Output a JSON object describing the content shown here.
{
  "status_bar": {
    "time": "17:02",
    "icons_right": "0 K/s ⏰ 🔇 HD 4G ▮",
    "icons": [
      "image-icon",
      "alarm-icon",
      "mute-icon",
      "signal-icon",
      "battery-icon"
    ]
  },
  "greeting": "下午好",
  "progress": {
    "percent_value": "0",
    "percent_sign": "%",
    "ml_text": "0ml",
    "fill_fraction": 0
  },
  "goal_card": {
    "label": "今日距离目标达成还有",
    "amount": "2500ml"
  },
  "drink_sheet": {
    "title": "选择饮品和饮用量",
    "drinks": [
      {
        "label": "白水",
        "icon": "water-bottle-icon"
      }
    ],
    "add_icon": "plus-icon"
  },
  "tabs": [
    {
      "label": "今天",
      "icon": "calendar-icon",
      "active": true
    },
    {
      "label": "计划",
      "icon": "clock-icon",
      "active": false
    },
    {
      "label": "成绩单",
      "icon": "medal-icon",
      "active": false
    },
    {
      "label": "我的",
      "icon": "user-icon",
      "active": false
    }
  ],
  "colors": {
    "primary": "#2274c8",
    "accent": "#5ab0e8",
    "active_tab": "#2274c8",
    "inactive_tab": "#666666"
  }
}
******
STATED TASK:
Using the listing above, show every line that includes the string "label".

WRITTEN RESPONSE:
    "label": "今日距离目标达成还有",
        "label": "白水",
      "label": "今天",
      "label": "计划",
      "label": "成绩单",
      "label": "我的",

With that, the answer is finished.